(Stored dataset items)
____________

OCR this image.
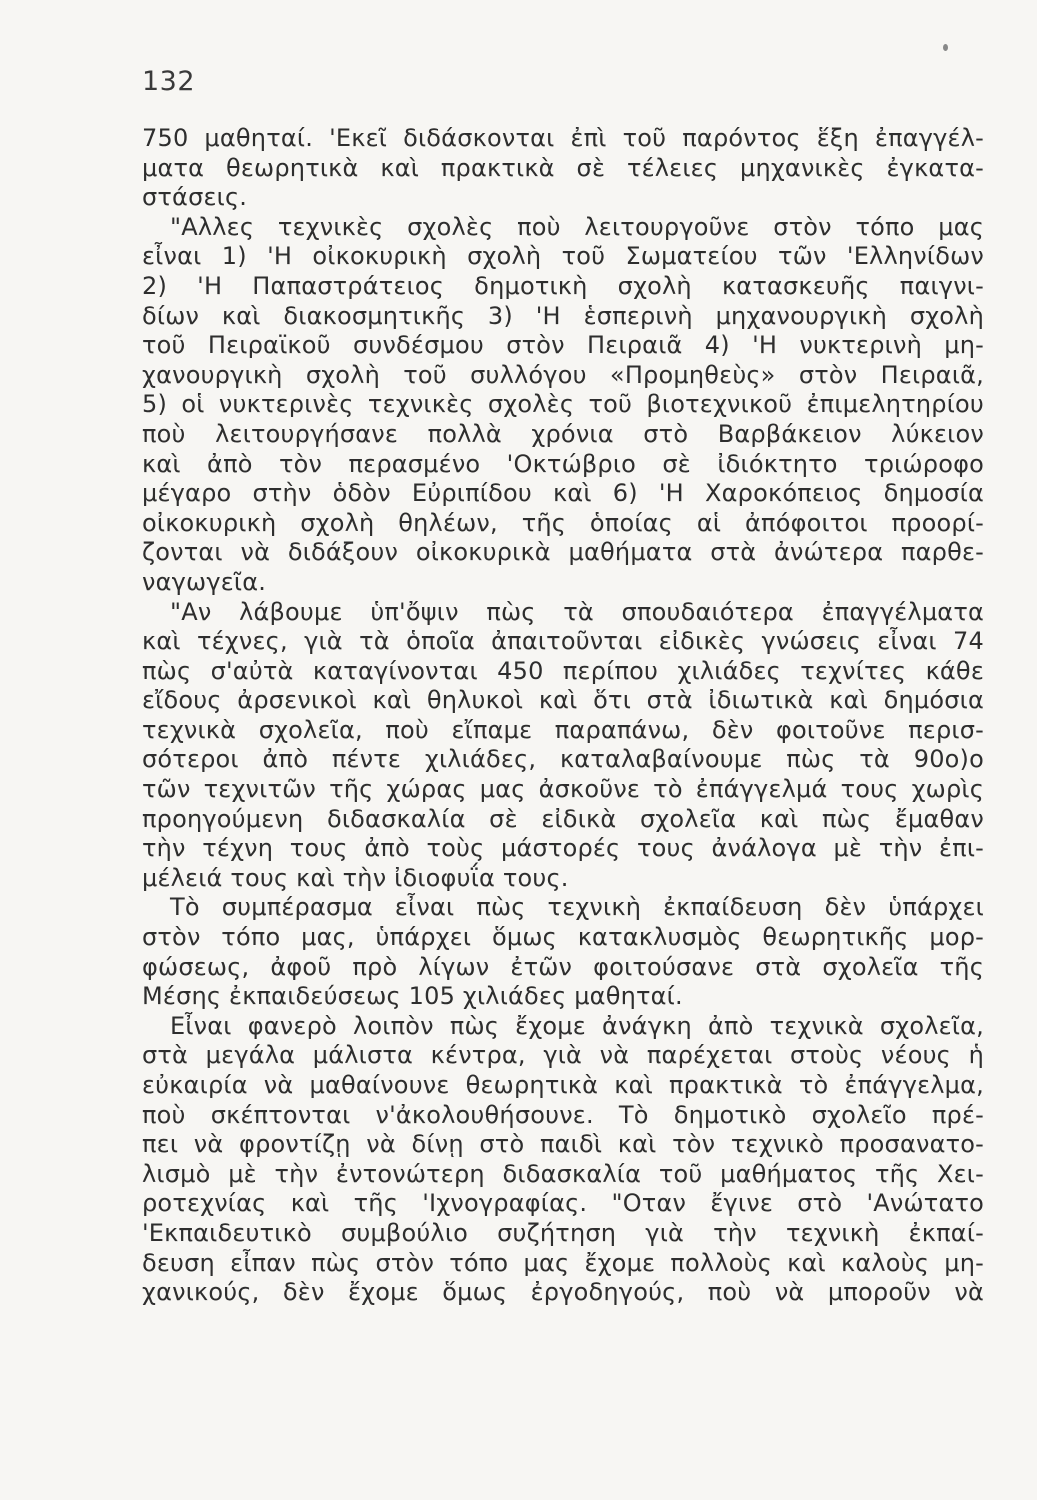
132
750 μαθηταί. 'Εκεῖ διδάσκονται ἐπὶ τοῦ παρόντος ἕξη ἐπαγγέλ-
ματα θεωρητικὰ καὶ πρακτικὰ σὲ τέλειες μηχανικὲς ἐγκατα-
στάσεις.
"Αλλες τεχνικὲς σχολὲς ποὺ λειτουργοῦνε στὸν τόπο μας
εἶναι 1) 'Η οἰκοκυρικὴ σχολὴ τοῦ Σωματείου τῶν 'Ελληνίδων
2) 'Η Παπαστράτειος δημοτικὴ σχολὴ κατασκευῆς παιγνι-
δίων καὶ διακοσμητικῆς 3) 'Η ἑσπερινὴ μηχανουργικὴ σχολὴ
τοῦ Πειραϊκοῦ συνδέσμου στὸν Πειραιᾶ 4) 'Η νυκτερινὴ μη-
χανουργικὴ σχολὴ τοῦ συλλόγου «Προμηθεὺς» στὸν Πειραιᾶ,
5) οἱ νυκτερινὲς τεχνικὲς σχολὲς τοῦ βιοτεχνικοῦ ἐπιμελητηρίου
ποὺ λειτουργήσανε πολλὰ χρόνια στὸ Βαρβάκειον λύκειον
καὶ ἀπὸ τὸν περασμένο 'Οκτώβριο σὲ ἰδιόκτητο τριώροφο
μέγαρο στὴν ὁδὸν Εὐριπίδου καὶ 6) 'Η Χαροκόπειος δημοσία
οἰκοκυρικὴ σχολὴ θηλέων, τῆς ὁποίας αἱ ἀπόφοιτοι προορί-
ζονται νὰ διδάξουν οἰκοκυρικὰ μαθήματα στὰ ἀνώτερα παρθε-
ναγωγεῖα.
"Αν λάβουμε ὑπ'ὄψιν πὼς τὰ σπουδαιότερα ἐπαγγέλματα
καὶ τέχνες, γιὰ τὰ ὁποῖα ἀπαιτοῦνται εἰδικὲς γνώσεις εἶναι 74
πὼς σ'αὐτὰ καταγίνονται 450 περίπου χιλιάδες τεχνίτες κάθε
εἴδους ἀρσενικοὶ καὶ θηλυκοὶ καὶ ὅτι στὰ ἰδιωτικὰ καὶ δημόσια
τεχνικὰ σχολεῖα, ποὺ εἴπαμε παραπάνω, δὲν φοιτοῦνε περισ-
σότεροι ἀπὸ πέντε χιλιάδες, καταλαβαίνουμε πὼς τὰ 90ο)ο
τῶν τεχνιτῶν τῆς χώρας μας ἀσκοῦνε τὸ ἐπάγγελμά τους χωρὶς
προηγούμενη διδασκαλία σὲ εἰδικὰ σχολεῖα καὶ πὼς ἔμαθαν
τὴν τέχνη τους ἀπὸ τοὺς μάστορές τους ἀνάλογα μὲ τὴν ἐπι-
μέλειά τους καὶ τὴν ἰδιοφυΐα τους.
Τὸ συμπέρασμα εἶναι πὼς τεχνικὴ ἐκπαίδευση δὲν ὑπάρχει
στὸν τόπο μας, ὑπάρχει ὅμως κατακλυσμὸς θεωρητικῆς μορ-
φώσεως, ἀφοῦ πρὸ λίγων ἐτῶν φοιτούσανε στὰ σχολεῖα τῆς
Μέσης ἐκπαιδεύσεως 105 χιλιάδες μαθηταί.
Εἶναι φανερὸ λοιπὸν πὼς ἔχομε ἀνάγκη ἀπὸ τεχνικὰ σχολεῖα,
στὰ μεγάλα μάλιστα κέντρα, γιὰ νὰ παρέχεται στοὺς νέους ἡ
εὐκαιρία νὰ μαθαίνουνε θεωρητικὰ καὶ πρακτικὰ τὸ ἐπάγγελμα,
ποὺ σκέπτονται ν'ἀκολουθήσουνε. Τὸ δημοτικὸ σχολεῖο πρέ-
πει νὰ φροντίζῃ νὰ δίνῃ στὸ παιδὶ καὶ τὸν τεχνικὸ προσανατο-
λισμὸ μὲ τὴν ἐντονώτερη διδασκαλία τοῦ μαθήματος τῆς Χει-
ροτεχνίας καὶ τῆς 'Ιχνογραφίας. "Οταν ἔγινε στὸ 'Ανώτατο
'Εκπαιδευτικὸ συμβούλιο συζήτηση γιὰ τὴν τεχνικὴ ἐκπαί-
δευση εἶπαν πὼς στὸν τόπο μας ἔχομε πολλοὺς καὶ καλοὺς μη-
χανικούς, δὲν ἔχομε ὅμως ἐργοδηγούς, ποὺ νὰ μποροῦν νὰ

____________

None of the pictures should appear; repeat the records exactly otherwise.

▶ **Solution for this problem**:
OCR this image.
132
750 μαθηταί. 'Εκεῖ διδάσκονται ἐπὶ τοῦ παρόντος ἕξη ἐπαγγέλ-
ματα θεωρητικὰ καὶ πρακτικὰ σὲ τέλειες μηχανικὲς ἐγκατα-
στάσεις.
"Αλλες τεχνικὲς σχολὲς ποὺ λειτουργοῦνε στὸν τόπο μας
εἶναι 1) 'Η οἰκοκυρικὴ σχολὴ τοῦ Σωματείου τῶν 'Ελληνίδων
2) 'Η Παπαστράτειος δημοτικὴ σχολὴ κατασκευῆς παιγνι-
δίων καὶ διακοσμητικῆς 3) 'Η ἑσπερινὴ μηχανουργικὴ σχολὴ
τοῦ Πειραϊκοῦ συνδέσμου στὸν Πειραιᾶ 4) 'Η νυκτερινὴ μη-
χανουργικὴ σχολὴ τοῦ συλλόγου «Προμηθεὺς» στὸν Πειραιᾶ,
5) οἱ νυκτερινὲς τεχνικὲς σχολὲς τοῦ βιοτεχνικοῦ ἐπιμελητηρίου
ποὺ λειτουργήσανε πολλὰ χρόνια στὸ Βαρβάκειον λύκειον
καὶ ἀπὸ τὸν περασμένο 'Οκτώβριο σὲ ἰδιόκτητο τριώροφο
μέγαρο στὴν ὁδὸν Εὐριπίδου καὶ 6) 'Η Χαροκόπειος δημοσία
οἰκοκυρικὴ σχολὴ θηλέων, τῆς ὁποίας αἱ ἀπόφοιτοι προορί-
ζονται νὰ διδάξουν οἰκοκυρικὰ μαθήματα στὰ ἀνώτερα παρθε-
ναγωγεῖα.
"Αν λάβουμε ὑπ'ὄψιν πὼς τὰ σπουδαιότερα ἐπαγγέλματα
καὶ τέχνες, γιὰ τὰ ὁποῖα ἀπαιτοῦνται εἰδικὲς γνώσεις εἶναι 74
πὼς σ'αὐτὰ καταγίνονται 450 περίπου χιλιάδες τεχνίτες κάθε
εἴδους ἀρσενικοὶ καὶ θηλυκοὶ καὶ ὅτι στὰ ἰδιωτικὰ καὶ δημόσια
τεχνικὰ σχολεῖα, ποὺ εἴπαμε παραπάνω, δὲν φοιτοῦνε περισ-
σότεροι ἀπὸ πέντε χιλιάδες, καταλαβαίνουμε πὼς τὰ 90ο)ο
τῶν τεχνιτῶν τῆς χώρας μας ἀσκοῦνε τὸ ἐπάγγελμά τους χωρὶς
προηγούμενη διδασκαλία σὲ εἰδικὰ σχολεῖα καὶ πὼς ἔμαθαν
τὴν τέχνη τους ἀπὸ τοὺς μάστορές τους ἀνάλογα μὲ τὴν ἐπι-
μέλειά τους καὶ τὴν ἰδιοφυΐα τους.
Τὸ συμπέρασμα εἶναι πὼς τεχνικὴ ἐκπαίδευση δὲν ὑπάρχει
στὸν τόπο μας, ὑπάρχει ὅμως κατακλυσμὸς θεωρητικῆς μορ-
φώσεως, ἀφοῦ πρὸ λίγων ἐτῶν φοιτούσανε στὰ σχολεῖα τῆς
Μέσης ἐκπαιδεύσεως 105 χιλιάδες μαθηταί.
Εἶναι φανερὸ λοιπὸν πὼς ἔχομε ἀνάγκη ἀπὸ τεχνικὰ σχολεῖα,
στὰ μεγάλα μάλιστα κέντρα, γιὰ νὰ παρέχεται στοὺς νέους ἡ
εὐκαιρία νὰ μαθαίνουνε θεωρητικὰ καὶ πρακτικὰ τὸ ἐπάγγελμα,
ποὺ σκέπτονται ν'ἀκολουθήσουνε. Τὸ δημοτικὸ σχολεῖο πρέ-
πει νὰ φροντίζῃ νὰ δίνῃ στὸ παιδὶ καὶ τὸν τεχνικὸ προσανατο-
λισμὸ μὲ τὴν ἐντονώτερη διδασκαλία τοῦ μαθήματος τῆς Χει-
ροτεχνίας καὶ τῆς 'Ιχνογραφίας. "Οταν ἔγινε στὸ 'Ανώτατο
'Εκπαιδευτικὸ συμβούλιο συζήτηση γιὰ τὴν τεχνικὴ ἐκπαί-
δευση εἶπαν πὼς στὸν τόπο μας ἔχομε πολλοὺς καὶ καλοὺς μη-
χανικούς, δὲν ἔχομε ὅμως ἐργοδηγούς, ποὺ νὰ μποροῦν νὰ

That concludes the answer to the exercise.